**Dataset excerpt:**
>>>
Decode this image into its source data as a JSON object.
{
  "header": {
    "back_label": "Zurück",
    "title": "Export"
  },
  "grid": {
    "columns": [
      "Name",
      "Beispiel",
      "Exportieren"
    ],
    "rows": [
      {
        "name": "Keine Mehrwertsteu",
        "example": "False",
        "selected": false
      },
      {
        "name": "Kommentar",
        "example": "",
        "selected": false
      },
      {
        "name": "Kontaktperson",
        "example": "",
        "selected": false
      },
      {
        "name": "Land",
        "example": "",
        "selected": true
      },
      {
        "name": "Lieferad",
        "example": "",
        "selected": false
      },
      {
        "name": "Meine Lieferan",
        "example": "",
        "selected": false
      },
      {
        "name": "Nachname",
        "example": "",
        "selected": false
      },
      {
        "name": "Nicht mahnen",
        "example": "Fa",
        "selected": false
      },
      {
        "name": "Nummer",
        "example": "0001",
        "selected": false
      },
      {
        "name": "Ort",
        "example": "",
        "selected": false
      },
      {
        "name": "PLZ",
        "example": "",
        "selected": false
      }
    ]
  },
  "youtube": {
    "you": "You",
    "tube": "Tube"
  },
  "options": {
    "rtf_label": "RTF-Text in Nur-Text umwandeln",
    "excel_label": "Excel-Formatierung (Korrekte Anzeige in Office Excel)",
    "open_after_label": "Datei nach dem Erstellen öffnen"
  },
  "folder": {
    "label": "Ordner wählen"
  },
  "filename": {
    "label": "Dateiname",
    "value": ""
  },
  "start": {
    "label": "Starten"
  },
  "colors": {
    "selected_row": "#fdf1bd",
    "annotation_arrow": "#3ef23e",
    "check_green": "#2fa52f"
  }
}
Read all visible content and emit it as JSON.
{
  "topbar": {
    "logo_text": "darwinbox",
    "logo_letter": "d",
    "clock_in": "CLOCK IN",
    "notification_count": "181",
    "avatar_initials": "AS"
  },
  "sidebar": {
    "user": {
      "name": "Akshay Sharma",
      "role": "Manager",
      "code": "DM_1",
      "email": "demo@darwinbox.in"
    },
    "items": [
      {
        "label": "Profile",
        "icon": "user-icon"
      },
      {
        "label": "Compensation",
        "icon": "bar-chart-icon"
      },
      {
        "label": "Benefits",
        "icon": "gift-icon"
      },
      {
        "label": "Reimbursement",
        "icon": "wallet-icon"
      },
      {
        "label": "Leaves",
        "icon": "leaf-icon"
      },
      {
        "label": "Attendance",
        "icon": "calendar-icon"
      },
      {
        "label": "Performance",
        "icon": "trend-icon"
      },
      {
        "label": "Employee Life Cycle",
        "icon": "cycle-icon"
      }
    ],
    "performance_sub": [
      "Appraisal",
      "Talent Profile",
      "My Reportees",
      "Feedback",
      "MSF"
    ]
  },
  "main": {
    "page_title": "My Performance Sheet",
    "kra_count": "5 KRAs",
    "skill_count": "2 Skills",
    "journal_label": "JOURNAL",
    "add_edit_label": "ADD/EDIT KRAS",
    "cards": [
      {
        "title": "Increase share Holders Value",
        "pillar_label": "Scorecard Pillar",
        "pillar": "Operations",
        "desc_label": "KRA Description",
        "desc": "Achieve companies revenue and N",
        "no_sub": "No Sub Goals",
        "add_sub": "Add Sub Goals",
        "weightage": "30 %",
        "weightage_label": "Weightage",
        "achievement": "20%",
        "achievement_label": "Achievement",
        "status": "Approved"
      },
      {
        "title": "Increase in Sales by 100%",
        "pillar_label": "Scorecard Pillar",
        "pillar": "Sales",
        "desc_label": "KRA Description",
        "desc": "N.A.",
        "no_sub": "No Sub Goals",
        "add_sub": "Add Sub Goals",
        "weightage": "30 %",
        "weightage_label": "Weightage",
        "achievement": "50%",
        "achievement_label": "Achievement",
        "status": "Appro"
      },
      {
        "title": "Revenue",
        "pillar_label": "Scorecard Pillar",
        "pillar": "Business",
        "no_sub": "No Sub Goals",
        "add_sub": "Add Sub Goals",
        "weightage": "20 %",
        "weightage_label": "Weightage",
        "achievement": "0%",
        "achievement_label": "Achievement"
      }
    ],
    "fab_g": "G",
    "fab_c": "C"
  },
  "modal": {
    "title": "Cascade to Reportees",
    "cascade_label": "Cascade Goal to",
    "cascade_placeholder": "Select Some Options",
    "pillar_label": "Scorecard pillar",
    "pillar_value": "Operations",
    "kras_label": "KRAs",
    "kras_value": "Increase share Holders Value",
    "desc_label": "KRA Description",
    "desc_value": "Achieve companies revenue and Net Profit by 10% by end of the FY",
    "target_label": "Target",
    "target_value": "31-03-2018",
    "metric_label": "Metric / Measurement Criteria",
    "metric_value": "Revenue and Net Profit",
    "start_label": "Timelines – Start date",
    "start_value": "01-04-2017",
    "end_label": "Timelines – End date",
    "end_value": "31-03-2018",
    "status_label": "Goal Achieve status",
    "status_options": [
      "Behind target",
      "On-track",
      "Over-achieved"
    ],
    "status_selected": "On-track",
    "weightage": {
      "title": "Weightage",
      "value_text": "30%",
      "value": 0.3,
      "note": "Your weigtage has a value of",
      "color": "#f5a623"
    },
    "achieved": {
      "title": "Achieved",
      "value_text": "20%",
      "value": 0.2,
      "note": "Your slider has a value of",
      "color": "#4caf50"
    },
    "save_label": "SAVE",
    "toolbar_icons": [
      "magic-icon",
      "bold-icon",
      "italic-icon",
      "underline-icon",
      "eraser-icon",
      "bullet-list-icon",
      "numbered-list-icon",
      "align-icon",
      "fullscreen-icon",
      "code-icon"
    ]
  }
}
<<<
Each line that has the word "Holders" should be copied.

**Final result:**
        "title": "Increase share Holders Value",
    "kras_value": "Increase share Holders Value",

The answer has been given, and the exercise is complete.